** begin Data **

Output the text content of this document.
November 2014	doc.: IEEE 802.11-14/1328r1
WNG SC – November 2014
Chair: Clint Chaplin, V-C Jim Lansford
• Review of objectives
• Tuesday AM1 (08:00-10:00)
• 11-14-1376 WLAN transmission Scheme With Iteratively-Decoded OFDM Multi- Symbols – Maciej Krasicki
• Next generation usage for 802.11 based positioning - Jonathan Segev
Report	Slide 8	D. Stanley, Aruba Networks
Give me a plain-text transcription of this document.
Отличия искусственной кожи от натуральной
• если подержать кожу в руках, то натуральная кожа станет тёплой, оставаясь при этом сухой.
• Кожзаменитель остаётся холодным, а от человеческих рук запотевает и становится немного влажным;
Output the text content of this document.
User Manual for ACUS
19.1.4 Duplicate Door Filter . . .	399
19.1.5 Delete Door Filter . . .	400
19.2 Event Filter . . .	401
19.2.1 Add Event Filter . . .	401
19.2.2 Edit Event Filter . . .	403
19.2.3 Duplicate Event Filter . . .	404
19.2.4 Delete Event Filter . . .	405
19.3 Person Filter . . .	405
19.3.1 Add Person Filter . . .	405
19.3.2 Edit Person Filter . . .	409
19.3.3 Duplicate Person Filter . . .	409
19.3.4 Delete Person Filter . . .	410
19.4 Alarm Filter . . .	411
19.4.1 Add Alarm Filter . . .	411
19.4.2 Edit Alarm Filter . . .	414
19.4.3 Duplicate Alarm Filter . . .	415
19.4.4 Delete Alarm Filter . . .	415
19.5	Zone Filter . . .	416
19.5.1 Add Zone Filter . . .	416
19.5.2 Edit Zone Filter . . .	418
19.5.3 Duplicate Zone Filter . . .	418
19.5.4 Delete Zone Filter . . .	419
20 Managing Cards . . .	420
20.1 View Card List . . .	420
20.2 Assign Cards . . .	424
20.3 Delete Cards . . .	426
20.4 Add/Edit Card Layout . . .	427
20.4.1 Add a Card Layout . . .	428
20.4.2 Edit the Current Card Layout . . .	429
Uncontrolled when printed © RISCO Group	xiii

** end Data **

**Exercise objective**
Retype the listing above in full, with no alterations.

**Answer to the task**
Output the text content of this document.
November 2014	doc.: IEEE 802.11-14/1328r1
WNG SC – November 2014
Chair: Clint Chaplin, V-C Jim Lansford
• Review of objectives
• Tuesday AM1 (08:00-10:00)
• 11-14-1376 WLAN transmission Scheme With Iteratively-Decoded OFDM Multi- Symbols – Maciej Krasicki
• Next generation usage for 802.11 based positioning - Jonathan Segev
Report	Slide 8	D. Stanley, Aruba Networks
Give me a plain-text transcription of this document.
Отличия искусственной кожи от натуральной
• если подержать кожу в руках, то натуральная кожа станет тёплой, оставаясь при этом сухой.
• Кожзаменитель остаётся холодным, а от человеческих рук запотевает и становится немного влажным;
Output the text content of this document.
User Manual for ACUS
19.1.4 Duplicate Door Filter . . .	399
19.1.5 Delete Door Filter . . .	400
19.2 Event Filter . . .	401
19.2.1 Add Event Filter . . .	401
19.2.2 Edit Event Filter . . .	403
19.2.3 Duplicate Event Filter . . .	404
19.2.4 Delete Event Filter . . .	405
19.3 Person Filter . . .	405
19.3.1 Add Person Filter . . .	405
19.3.2 Edit Person Filter . . .	409
19.3.3 Duplicate Person Filter . . .	409
19.3.4 Delete Person Filter . . .	410
19.4 Alarm Filter . . .	411
19.4.1 Add Alarm Filter . . .	411
19.4.2 Edit Alarm Filter . . .	414
19.4.3 Duplicate Alarm Filter . . .	415
19.4.4 Delete Alarm Filter . . .	415
19.5	Zone Filter . . .	416
19.5.1 Add Zone Filter . . .	416
19.5.2 Edit Zone Filter . . .	418
19.5.3 Duplicate Zone Filter . . .	418
19.5.4 Delete Zone Filter . . .	419
20 Managing Cards . . .	420
20.1 View Card List . . .	420
20.2 Assign Cards . . .	424
20.3 Delete Cards . . .	426
20.4 Add/Edit Card Layout . . .	427
20.4.1 Add a Card Layout . . .	428
20.4.2 Edit the Current Card Layout . . .	429
Uncontrolled when printed © RISCO Group	xiii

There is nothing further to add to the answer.